>> start
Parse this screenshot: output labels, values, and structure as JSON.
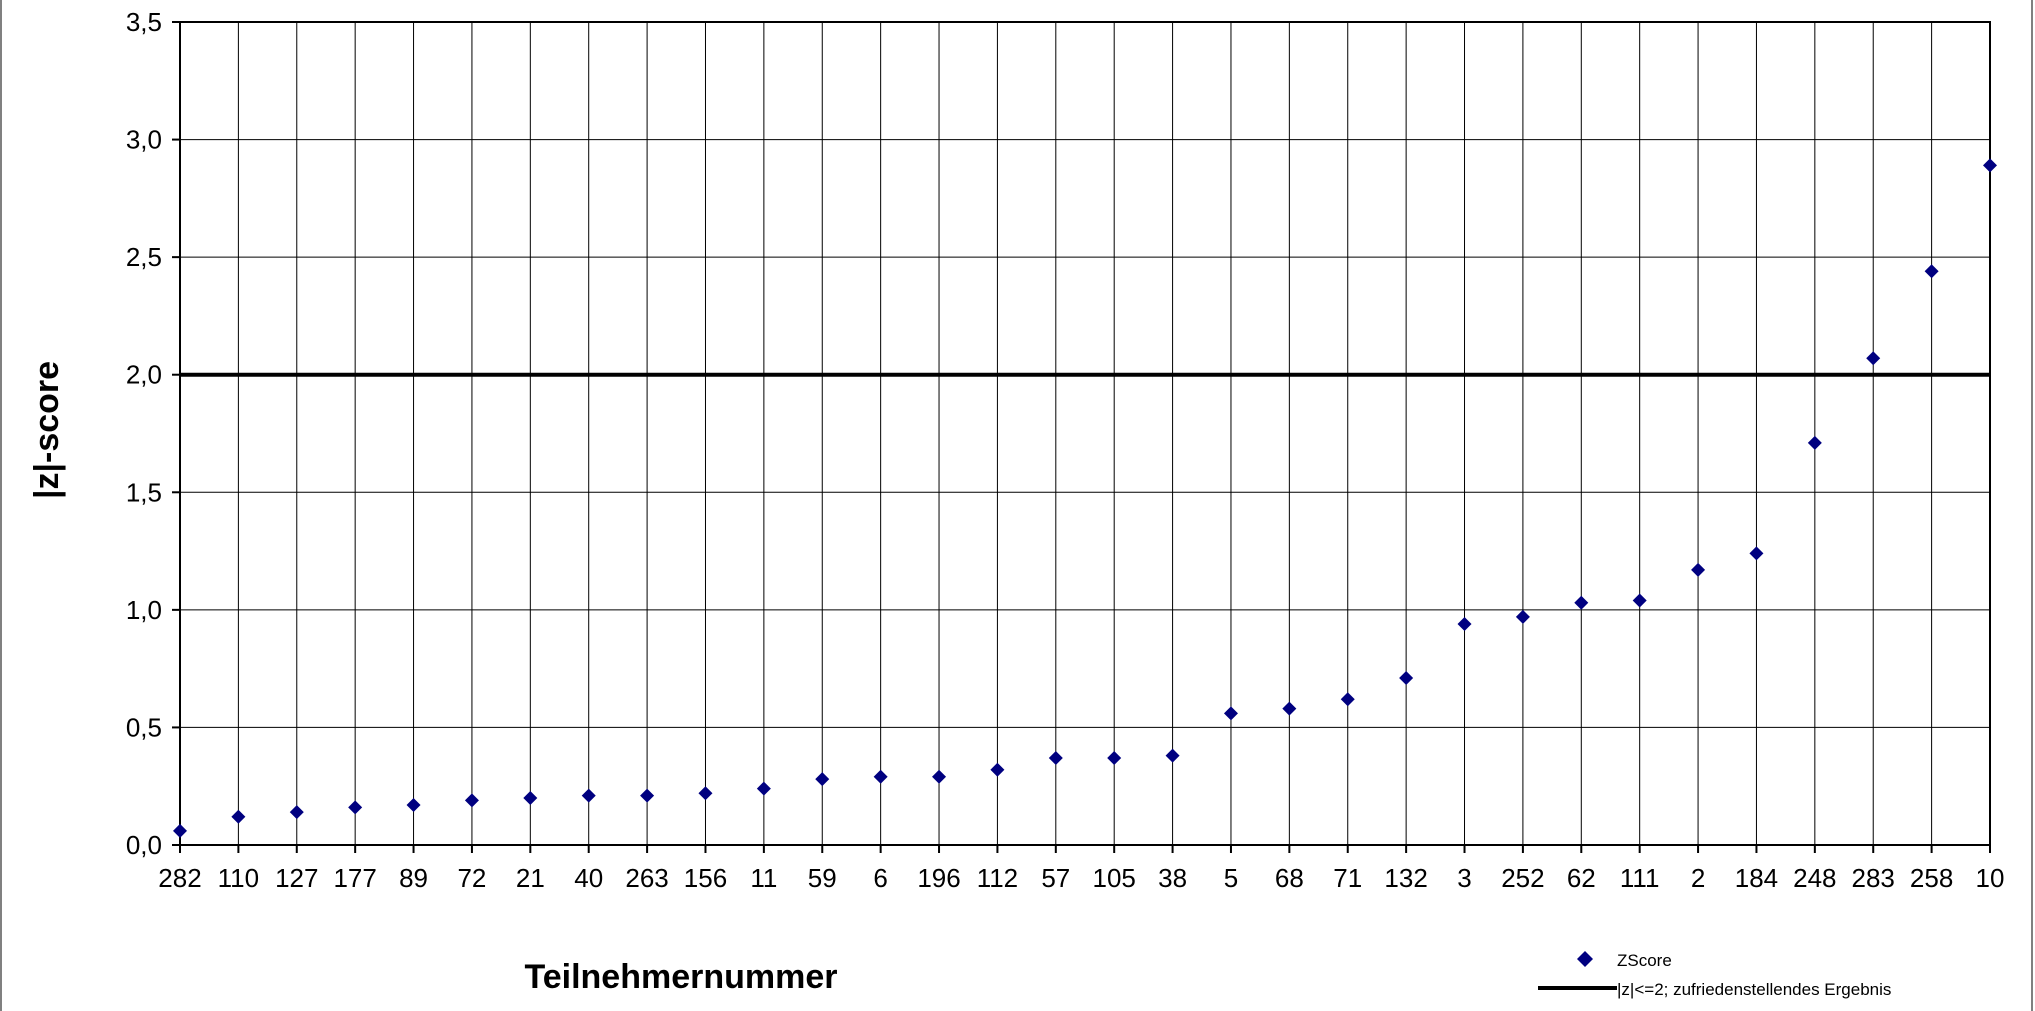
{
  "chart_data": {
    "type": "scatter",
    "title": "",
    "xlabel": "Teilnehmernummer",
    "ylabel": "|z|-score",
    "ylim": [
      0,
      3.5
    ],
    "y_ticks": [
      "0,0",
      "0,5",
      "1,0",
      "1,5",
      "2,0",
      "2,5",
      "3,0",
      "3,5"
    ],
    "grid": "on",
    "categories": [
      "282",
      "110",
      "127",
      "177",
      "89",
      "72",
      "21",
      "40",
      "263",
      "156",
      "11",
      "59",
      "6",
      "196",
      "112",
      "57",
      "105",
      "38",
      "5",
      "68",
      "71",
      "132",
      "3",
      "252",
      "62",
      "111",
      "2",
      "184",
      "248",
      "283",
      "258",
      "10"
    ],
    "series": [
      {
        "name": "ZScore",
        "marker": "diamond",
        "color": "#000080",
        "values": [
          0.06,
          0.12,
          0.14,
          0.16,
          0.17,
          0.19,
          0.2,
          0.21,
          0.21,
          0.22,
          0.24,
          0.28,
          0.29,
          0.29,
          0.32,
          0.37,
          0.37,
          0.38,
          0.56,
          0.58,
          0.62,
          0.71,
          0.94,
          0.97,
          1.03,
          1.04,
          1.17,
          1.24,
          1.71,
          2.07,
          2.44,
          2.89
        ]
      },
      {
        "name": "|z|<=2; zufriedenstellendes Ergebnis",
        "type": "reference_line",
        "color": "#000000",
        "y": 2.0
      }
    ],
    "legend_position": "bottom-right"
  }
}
>> end
>> start
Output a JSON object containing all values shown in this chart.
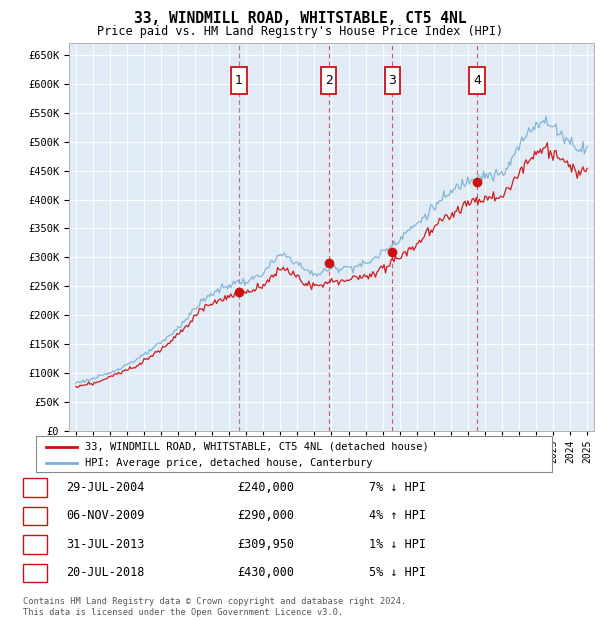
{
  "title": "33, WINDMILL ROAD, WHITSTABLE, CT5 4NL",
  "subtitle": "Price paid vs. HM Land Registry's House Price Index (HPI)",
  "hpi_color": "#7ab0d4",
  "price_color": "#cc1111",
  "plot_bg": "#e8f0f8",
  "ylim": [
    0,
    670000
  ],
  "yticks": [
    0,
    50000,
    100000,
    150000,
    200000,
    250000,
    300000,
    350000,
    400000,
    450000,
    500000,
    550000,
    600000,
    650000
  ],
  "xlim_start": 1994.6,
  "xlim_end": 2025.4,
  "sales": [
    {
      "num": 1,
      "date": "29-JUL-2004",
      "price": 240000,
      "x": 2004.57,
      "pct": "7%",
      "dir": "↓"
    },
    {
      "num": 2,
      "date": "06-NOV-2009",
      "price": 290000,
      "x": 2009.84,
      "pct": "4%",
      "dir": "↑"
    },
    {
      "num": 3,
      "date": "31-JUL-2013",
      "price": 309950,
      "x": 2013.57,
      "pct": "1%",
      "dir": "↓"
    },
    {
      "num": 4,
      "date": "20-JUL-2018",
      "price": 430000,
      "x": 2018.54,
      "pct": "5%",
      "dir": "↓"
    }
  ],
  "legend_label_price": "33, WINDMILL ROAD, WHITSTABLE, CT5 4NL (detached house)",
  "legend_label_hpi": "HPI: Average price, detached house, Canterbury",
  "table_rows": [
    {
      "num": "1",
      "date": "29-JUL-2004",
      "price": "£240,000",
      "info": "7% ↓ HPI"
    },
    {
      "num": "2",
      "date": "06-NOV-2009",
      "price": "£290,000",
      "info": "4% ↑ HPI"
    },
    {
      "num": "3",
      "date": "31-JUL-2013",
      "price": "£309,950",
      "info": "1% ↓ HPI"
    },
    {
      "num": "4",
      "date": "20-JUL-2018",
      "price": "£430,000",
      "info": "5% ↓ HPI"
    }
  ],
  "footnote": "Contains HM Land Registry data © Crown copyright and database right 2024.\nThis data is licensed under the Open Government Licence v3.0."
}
>> end
WHAT TO WORK ON: Set out every line from the material that contains the string "info".

ANSWER FOR THE TASK:
      "info": "7% ↓ HPI"
      "info": "4% ↑ HPI"
      "info": "1% ↓ HPI"
      "info": "5% ↓ HPI"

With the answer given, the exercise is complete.